Given instruction: Every record must be repeated exactly; omit any pictures they contain.
— START Exercise inputs —
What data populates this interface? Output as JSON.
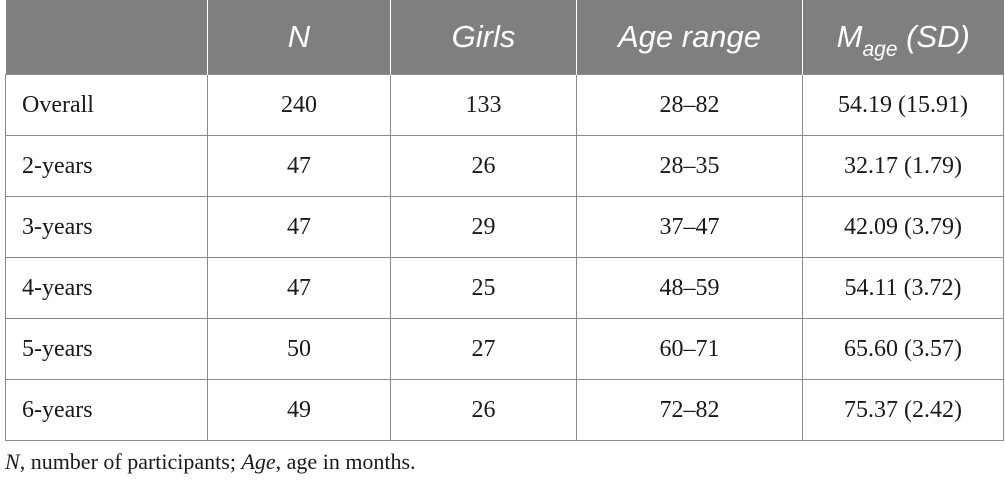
{
  "table": {
    "headers": {
      "group": "",
      "n": "N",
      "girls": "Girls",
      "age_range": "Age range",
      "mage_main": "M",
      "mage_sub": "age",
      "mage_sd": "(SD)"
    },
    "rows": [
      {
        "group": "Overall",
        "n": "240",
        "girls": "133",
        "age_range": "28–82",
        "mage": "54.19 (15.91)"
      },
      {
        "group": "2-years",
        "n": "47",
        "girls": "26",
        "age_range": "28–35",
        "mage": "32.17 (1.79)"
      },
      {
        "group": "3-years",
        "n": "47",
        "girls": "29",
        "age_range": "37–47",
        "mage": "42.09 (3.79)"
      },
      {
        "group": "4-years",
        "n": "47",
        "girls": "25",
        "age_range": "48–59",
        "mage": "54.11 (3.72)"
      },
      {
        "group": "5-years",
        "n": "50",
        "girls": "27",
        "age_range": "60–71",
        "mage": "65.60 (3.57)"
      },
      {
        "group": "6-years",
        "n": "49",
        "girls": "26",
        "age_range": "72–82",
        "mage": "75.37 (2.42)"
      }
    ]
  },
  "footnote": {
    "n_term": "N",
    "n_def": ", number of participants; ",
    "age_term": "Age",
    "age_def": ", age in months."
  }
}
— END Exercise inputs —
Output for this task:
What data populates this interface? Output as JSON.
{
  "table": {
    "headers": {
      "group": "",
      "n": "N",
      "girls": "Girls",
      "age_range": "Age range",
      "mage_main": "M",
      "mage_sub": "age",
      "mage_sd": "(SD)"
    },
    "rows": [
      {
        "group": "Overall",
        "n": "240",
        "girls": "133",
        "age_range": "28–82",
        "mage": "54.19 (15.91)"
      },
      {
        "group": "2-years",
        "n": "47",
        "girls": "26",
        "age_range": "28–35",
        "mage": "32.17 (1.79)"
      },
      {
        "group": "3-years",
        "n": "47",
        "girls": "29",
        "age_range": "37–47",
        "mage": "42.09 (3.79)"
      },
      {
        "group": "4-years",
        "n": "47",
        "girls": "25",
        "age_range": "48–59",
        "mage": "54.11 (3.72)"
      },
      {
        "group": "5-years",
        "n": "50",
        "girls": "27",
        "age_range": "60–71",
        "mage": "65.60 (3.57)"
      },
      {
        "group": "6-years",
        "n": "49",
        "girls": "26",
        "age_range": "72–82",
        "mage": "75.37 (2.42)"
      }
    ]
  },
  "footnote": {
    "n_term": "N",
    "n_def": ", number of participants; ",
    "age_term": "Age",
    "age_def": ", age in months."
  }
}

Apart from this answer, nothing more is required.